Copy out all lines that hold "Class".

■ ■ ■ ■ ■ ■ ■

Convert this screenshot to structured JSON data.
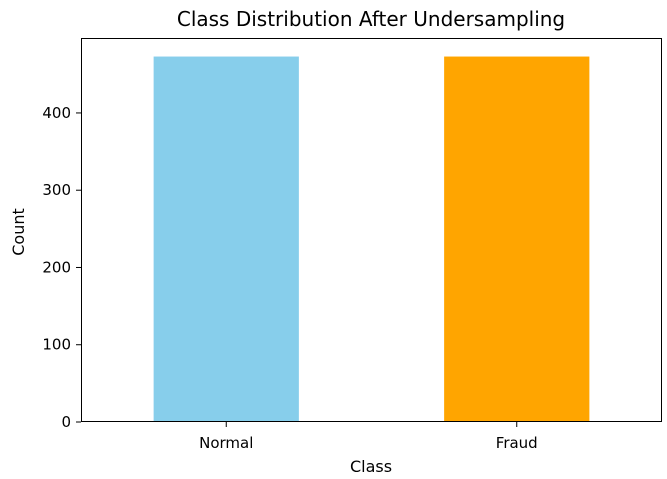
{
  "chart_data": {
    "type": "bar",
    "title": "Class Distribution After Undersampling",
    "xlabel": "Class",
    "ylabel": "Count",
    "categories": [
      "Normal",
      "Fraud"
    ],
    "values": [
      473,
      473
    ],
    "colors": [
      "#87ceeb",
      "#ffa500"
    ],
    "ylim": [
      0,
      497
    ],
    "yticks": [
      0,
      100,
      200,
      300,
      400
    ],
    "grid": false,
    "legend": false
  }
}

■ ■ ■ ■ ■ ■ ■

Reply to the task →
    "title": "Class Distribution After Undersampling",
    "xlabel": "Class",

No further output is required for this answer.